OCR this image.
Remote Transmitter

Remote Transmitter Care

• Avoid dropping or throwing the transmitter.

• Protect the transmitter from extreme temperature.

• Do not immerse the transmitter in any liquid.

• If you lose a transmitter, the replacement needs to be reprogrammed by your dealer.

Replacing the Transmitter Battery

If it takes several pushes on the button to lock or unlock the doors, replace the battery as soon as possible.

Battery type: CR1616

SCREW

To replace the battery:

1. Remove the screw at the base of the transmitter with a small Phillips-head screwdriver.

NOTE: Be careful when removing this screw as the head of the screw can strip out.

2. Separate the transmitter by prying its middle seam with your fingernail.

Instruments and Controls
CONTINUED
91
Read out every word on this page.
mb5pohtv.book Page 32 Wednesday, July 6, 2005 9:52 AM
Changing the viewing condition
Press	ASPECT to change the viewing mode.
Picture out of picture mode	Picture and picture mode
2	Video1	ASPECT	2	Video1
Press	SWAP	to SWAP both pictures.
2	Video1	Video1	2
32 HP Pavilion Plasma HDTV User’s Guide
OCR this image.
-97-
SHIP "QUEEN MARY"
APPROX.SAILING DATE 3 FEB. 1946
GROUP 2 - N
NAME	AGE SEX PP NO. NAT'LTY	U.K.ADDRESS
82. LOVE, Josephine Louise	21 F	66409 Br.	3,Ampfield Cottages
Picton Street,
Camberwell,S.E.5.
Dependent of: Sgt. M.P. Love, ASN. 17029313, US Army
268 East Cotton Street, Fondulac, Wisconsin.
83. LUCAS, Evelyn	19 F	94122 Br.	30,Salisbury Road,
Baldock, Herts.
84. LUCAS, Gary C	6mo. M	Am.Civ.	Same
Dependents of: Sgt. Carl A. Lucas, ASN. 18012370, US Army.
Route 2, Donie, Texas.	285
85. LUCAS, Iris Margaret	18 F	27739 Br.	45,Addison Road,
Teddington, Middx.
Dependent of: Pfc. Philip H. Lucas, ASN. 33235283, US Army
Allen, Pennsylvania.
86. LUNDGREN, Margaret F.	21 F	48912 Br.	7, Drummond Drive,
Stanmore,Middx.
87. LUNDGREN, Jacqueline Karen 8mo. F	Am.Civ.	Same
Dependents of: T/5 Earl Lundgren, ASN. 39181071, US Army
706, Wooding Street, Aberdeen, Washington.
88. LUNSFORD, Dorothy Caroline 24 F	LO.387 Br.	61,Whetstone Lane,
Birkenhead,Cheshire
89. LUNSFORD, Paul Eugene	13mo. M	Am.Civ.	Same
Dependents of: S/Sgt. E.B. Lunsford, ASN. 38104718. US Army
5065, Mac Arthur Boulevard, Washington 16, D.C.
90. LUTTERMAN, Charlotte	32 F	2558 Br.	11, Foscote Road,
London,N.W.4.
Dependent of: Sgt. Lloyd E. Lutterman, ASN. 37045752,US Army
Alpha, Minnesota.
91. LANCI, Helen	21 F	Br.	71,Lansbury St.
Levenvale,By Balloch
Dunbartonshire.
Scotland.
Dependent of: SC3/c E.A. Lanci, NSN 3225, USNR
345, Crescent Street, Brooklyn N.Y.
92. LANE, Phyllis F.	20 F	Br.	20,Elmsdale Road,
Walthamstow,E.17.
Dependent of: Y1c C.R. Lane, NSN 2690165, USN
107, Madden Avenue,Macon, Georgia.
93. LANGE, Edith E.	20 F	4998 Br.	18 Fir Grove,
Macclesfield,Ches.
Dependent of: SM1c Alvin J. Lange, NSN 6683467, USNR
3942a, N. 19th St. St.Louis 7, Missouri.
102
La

::::::::

[Problem details] Show every line from the entries above in which "USNR" appears.

[Task result]
Dependent of: SC3/c E.A. Lanci, NSN 3225, USNR
Dependent of: SM1c Alvin J. Lange, NSN 6683467, USNR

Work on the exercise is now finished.